To be done: Output all the material that follows, exactly as given.

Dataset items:
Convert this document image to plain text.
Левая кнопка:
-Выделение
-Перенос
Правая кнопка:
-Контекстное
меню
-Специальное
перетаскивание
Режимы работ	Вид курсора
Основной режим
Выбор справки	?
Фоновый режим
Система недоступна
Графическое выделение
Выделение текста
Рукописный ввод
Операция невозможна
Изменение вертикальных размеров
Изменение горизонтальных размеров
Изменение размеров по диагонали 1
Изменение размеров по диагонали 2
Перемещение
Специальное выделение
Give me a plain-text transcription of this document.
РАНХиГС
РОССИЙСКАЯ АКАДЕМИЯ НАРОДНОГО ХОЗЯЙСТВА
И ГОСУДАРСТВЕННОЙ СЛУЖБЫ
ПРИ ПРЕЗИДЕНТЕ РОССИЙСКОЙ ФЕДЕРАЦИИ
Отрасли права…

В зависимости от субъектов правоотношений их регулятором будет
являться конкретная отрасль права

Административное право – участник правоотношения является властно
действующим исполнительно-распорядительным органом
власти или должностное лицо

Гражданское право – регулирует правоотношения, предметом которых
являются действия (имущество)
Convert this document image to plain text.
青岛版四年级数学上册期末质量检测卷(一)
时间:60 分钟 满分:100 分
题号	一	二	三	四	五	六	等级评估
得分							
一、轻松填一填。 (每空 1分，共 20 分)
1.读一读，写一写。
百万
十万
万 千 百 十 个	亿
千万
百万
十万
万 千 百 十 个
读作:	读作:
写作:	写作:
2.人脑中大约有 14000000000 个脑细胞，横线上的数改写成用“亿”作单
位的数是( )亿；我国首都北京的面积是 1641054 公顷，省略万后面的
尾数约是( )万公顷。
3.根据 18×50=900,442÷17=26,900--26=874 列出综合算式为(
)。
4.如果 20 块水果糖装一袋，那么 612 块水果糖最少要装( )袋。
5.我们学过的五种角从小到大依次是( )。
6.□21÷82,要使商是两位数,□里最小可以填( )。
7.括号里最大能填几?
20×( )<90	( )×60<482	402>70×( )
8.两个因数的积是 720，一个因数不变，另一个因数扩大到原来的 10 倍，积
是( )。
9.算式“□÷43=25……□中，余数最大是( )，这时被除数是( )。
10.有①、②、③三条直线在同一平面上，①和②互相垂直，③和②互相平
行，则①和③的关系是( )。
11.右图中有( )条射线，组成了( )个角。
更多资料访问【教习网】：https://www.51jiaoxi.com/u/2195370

Task answer:
Convert this document image to plain text.
Левая кнопка:
-Выделение
-Перенос
Правая кнопка:
-Контекстное
меню
-Специальное
перетаскивание
Режимы работ	Вид курсора
Основной режим
Выбор справки	?
Фоновый режим
Система недоступна
Графическое выделение
Выделение текста
Рукописный ввод
Операция невозможна
Изменение вертикальных размеров
Изменение горизонтальных размеров
Изменение размеров по диагонали 1
Изменение размеров по диагонали 2
Перемещение
Специальное выделение
Give me a plain-text transcription of this document.
РАНХиГС
РОССИЙСКАЯ АКАДЕМИЯ НАРОДНОГО ХОЗЯЙСТВА
И ГОСУДАРСТВЕННОЙ СЛУЖБЫ
ПРИ ПРЕЗИДЕНТЕ РОССИЙСКОЙ ФЕДЕРАЦИИ
Отрасли права…

В зависимости от субъектов правоотношений их регулятором будет
являться конкретная отрасль права

Административное право – участник правоотношения является властно
действующим исполнительно-распорядительным органом
власти или должностное лицо

Гражданское право – регулирует правоотношения, предметом которых
являются действия (имущество)
Convert this document image to plain text.
青岛版四年级数学上册期末质量检测卷(一)
时间:60 分钟 满分:100 分
题号	一	二	三	四	五	六	等级评估
得分							
一、轻松填一填。 (每空 1分，共 20 分)
1.读一读，写一写。
百万
十万
万 千 百 十 个	亿
千万
百万
十万
万 千 百 十 个
读作:	读作:
写作:	写作:
2.人脑中大约有 14000000000 个脑细胞，横线上的数改写成用“亿”作单
位的数是( )亿；我国首都北京的面积是 1641054 公顷，省略万后面的
尾数约是( )万公顷。
3.根据 18×50=900,442÷17=26,900--26=874 列出综合算式为(
)。
4.如果 20 块水果糖装一袋，那么 612 块水果糖最少要装( )袋。
5.我们学过的五种角从小到大依次是( )。
6.□21÷82,要使商是两位数,□里最小可以填( )。
7.括号里最大能填几?
20×( )<90	( )×60<482	402>70×( )
8.两个因数的积是 720，一个因数不变，另一个因数扩大到原来的 10 倍，积
是( )。
9.算式“□÷43=25……□中，余数最大是( )，这时被除数是( )。
10.有①、②、③三条直线在同一平面上，①和②互相垂直，③和②互相平
行，则①和③的关系是( )。
11.右图中有( )条射线，组成了( )个角。
更多资料访问【教习网】：https://www.51jiaoxi.com/u/2195370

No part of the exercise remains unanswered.